--- Begin DATASET RECORDS ---
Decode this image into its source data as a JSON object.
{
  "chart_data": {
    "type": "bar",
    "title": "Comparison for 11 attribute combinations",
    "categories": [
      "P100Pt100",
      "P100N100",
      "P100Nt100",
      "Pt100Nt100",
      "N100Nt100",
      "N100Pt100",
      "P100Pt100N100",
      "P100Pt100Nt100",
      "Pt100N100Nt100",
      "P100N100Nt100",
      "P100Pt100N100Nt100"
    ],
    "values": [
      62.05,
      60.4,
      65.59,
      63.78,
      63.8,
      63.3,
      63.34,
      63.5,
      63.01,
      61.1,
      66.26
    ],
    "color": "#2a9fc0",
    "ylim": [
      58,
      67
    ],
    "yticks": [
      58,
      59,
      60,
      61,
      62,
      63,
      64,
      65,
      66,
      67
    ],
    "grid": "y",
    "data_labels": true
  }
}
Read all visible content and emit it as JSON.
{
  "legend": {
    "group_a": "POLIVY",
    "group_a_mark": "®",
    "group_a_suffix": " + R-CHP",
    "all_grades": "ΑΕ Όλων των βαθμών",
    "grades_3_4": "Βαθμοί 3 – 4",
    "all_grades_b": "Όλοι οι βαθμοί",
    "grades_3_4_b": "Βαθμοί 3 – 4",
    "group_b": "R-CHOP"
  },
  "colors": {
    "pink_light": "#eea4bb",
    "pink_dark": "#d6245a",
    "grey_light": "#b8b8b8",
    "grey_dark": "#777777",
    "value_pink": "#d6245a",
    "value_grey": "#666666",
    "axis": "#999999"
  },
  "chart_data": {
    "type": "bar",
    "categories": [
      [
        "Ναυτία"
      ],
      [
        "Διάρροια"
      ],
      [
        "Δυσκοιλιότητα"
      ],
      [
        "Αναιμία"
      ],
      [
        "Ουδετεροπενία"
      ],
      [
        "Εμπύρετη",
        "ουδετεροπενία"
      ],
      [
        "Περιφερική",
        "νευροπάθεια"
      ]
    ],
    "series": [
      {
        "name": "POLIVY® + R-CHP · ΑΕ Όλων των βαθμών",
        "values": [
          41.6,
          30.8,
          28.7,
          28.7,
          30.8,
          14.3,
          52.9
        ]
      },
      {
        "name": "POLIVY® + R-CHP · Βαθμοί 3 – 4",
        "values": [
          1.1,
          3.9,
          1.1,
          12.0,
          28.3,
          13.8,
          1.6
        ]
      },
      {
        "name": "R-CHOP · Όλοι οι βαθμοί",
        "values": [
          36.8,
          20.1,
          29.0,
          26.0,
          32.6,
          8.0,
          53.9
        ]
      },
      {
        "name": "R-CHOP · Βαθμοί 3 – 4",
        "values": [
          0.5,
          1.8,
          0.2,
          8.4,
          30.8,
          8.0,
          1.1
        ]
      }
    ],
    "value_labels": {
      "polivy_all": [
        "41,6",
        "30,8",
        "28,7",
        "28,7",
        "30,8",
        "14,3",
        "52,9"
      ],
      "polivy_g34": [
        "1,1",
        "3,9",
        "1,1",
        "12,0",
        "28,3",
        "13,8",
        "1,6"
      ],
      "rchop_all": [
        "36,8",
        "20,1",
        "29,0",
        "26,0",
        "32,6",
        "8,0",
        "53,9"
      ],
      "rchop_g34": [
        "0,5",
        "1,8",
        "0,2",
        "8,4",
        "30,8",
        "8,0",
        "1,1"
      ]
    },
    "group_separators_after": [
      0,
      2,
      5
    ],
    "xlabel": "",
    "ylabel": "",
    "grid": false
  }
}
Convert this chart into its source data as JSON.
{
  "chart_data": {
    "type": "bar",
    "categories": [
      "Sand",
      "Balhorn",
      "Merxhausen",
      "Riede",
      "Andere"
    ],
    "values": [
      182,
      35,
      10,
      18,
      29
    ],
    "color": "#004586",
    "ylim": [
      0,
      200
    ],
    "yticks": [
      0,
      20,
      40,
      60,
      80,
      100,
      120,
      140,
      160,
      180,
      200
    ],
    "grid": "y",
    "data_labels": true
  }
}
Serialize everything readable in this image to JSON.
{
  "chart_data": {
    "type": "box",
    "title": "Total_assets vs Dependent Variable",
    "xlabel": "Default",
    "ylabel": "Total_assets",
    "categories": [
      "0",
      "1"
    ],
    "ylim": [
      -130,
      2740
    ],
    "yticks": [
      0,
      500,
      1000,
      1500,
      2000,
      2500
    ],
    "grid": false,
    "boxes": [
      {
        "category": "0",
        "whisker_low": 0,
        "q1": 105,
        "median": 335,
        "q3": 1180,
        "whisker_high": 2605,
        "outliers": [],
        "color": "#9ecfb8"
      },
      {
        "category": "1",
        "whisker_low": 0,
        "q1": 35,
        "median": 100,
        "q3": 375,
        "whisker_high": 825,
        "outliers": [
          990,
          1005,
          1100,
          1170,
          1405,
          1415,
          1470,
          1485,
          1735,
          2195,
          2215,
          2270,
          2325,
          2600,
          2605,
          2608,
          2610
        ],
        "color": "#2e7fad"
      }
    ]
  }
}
--- End DATASET RECORDS ---
Above are the records; retype them all without a single difference.

** WRITTEN RESPONSE **
Decode this image into its source data as a JSON object.
{
  "chart_data": {
    "type": "bar",
    "title": "Comparison for 11 attribute combinations",
    "categories": [
      "P100Pt100",
      "P100N100",
      "P100Nt100",
      "Pt100Nt100",
      "N100Nt100",
      "N100Pt100",
      "P100Pt100N100",
      "P100Pt100Nt100",
      "Pt100N100Nt100",
      "P100N100Nt100",
      "P100Pt100N100Nt100"
    ],
    "values": [
      62.05,
      60.4,
      65.59,
      63.78,
      63.8,
      63.3,
      63.34,
      63.5,
      63.01,
      61.1,
      66.26
    ],
    "color": "#2a9fc0",
    "ylim": [
      58,
      67
    ],
    "yticks": [
      58,
      59,
      60,
      61,
      62,
      63,
      64,
      65,
      66,
      67
    ],
    "grid": "y",
    "data_labels": true
  }
}
Read all visible content and emit it as JSON.
{
  "legend": {
    "group_a": "POLIVY",
    "group_a_mark": "®",
    "group_a_suffix": " + R-CHP",
    "all_grades": "ΑΕ Όλων των βαθμών",
    "grades_3_4": "Βαθμοί 3 – 4",
    "all_grades_b": "Όλοι οι βαθμοί",
    "grades_3_4_b": "Βαθμοί 3 – 4",
    "group_b": "R-CHOP"
  },
  "colors": {
    "pink_light": "#eea4bb",
    "pink_dark": "#d6245a",
    "grey_light": "#b8b8b8",
    "grey_dark": "#777777",
    "value_pink": "#d6245a",
    "value_grey": "#666666",
    "axis": "#999999"
  },
  "chart_data": {
    "type": "bar",
    "categories": [
      [
        "Ναυτία"
      ],
      [
        "Διάρροια"
      ],
      [
        "Δυσκοιλιότητα"
      ],
      [
        "Αναιμία"
      ],
      [
        "Ουδετεροπενία"
      ],
      [
        "Εμπύρετη",
        "ουδετεροπενία"
      ],
      [
        "Περιφερική",
        "νευροπάθεια"
      ]
    ],
    "series": [
      {
        "name": "POLIVY® + R-CHP · ΑΕ Όλων των βαθμών",
        "values": [
          41.6,
          30.8,
          28.7,
          28.7,
          30.8,
          14.3,
          52.9
        ]
      },
      {
        "name": "POLIVY® + R-CHP · Βαθμοί 3 – 4",
        "values": [
          1.1,
          3.9,
          1.1,
          12.0,
          28.3,
          13.8,
          1.6
        ]
      },
      {
        "name": "R-CHOP · Όλοι οι βαθμοί",
        "values": [
          36.8,
          20.1,
          29.0,
          26.0,
          32.6,
          8.0,
          53.9
        ]
      },
      {
        "name": "R-CHOP · Βαθμοί 3 – 4",
        "values": [
          0.5,
          1.8,
          0.2,
          8.4,
          30.8,
          8.0,
          1.1
        ]
      }
    ],
    "value_labels": {
      "polivy_all": [
        "41,6",
        "30,8",
        "28,7",
        "28,7",
        "30,8",
        "14,3",
        "52,9"
      ],
      "polivy_g34": [
        "1,1",
        "3,9",
        "1,1",
        "12,0",
        "28,3",
        "13,8",
        "1,6"
      ],
      "rchop_all": [
        "36,8",
        "20,1",
        "29,0",
        "26,0",
        "32,6",
        "8,0",
        "53,9"
      ],
      "rchop_g34": [
        "0,5",
        "1,8",
        "0,2",
        "8,4",
        "30,8",
        "8,0",
        "1,1"
      ]
    },
    "group_separators_after": [
      0,
      2,
      5
    ],
    "xlabel": "",
    "ylabel": "",
    "grid": false
  }
}
Convert this chart into its source data as JSON.
{
  "chart_data": {
    "type": "bar",
    "categories": [
      "Sand",
      "Balhorn",
      "Merxhausen",
      "Riede",
      "Andere"
    ],
    "values": [
      182,
      35,
      10,
      18,
      29
    ],
    "color": "#004586",
    "ylim": [
      0,
      200
    ],
    "yticks": [
      0,
      20,
      40,
      60,
      80,
      100,
      120,
      140,
      160,
      180,
      200
    ],
    "grid": "y",
    "data_labels": true
  }
}
Serialize everything readable in this image to JSON.
{
  "chart_data": {
    "type": "box",
    "title": "Total_assets vs Dependent Variable",
    "xlabel": "Default",
    "ylabel": "Total_assets",
    "categories": [
      "0",
      "1"
    ],
    "ylim": [
      -130,
      2740
    ],
    "yticks": [
      0,
      500,
      1000,
      1500,
      2000,
      2500
    ],
    "grid": false,
    "boxes": [
      {
        "category": "0",
        "whisker_low": 0,
        "q1": 105,
        "median": 335,
        "q3": 1180,
        "whisker_high": 2605,
        "outliers": [],
        "color": "#9ecfb8"
      },
      {
        "category": "1",
        "whisker_low": 0,
        "q1": 35,
        "median": 100,
        "q3": 375,
        "whisker_high": 825,
        "outliers": [
          990,
          1005,
          1100,
          1170,
          1405,
          1415,
          1470,
          1485,
          1735,
          2195,
          2215,
          2270,
          2325,
          2600,
          2605,
          2608,
          2610
        ],
        "color": "#2e7fad"
      }
    ]
  }
}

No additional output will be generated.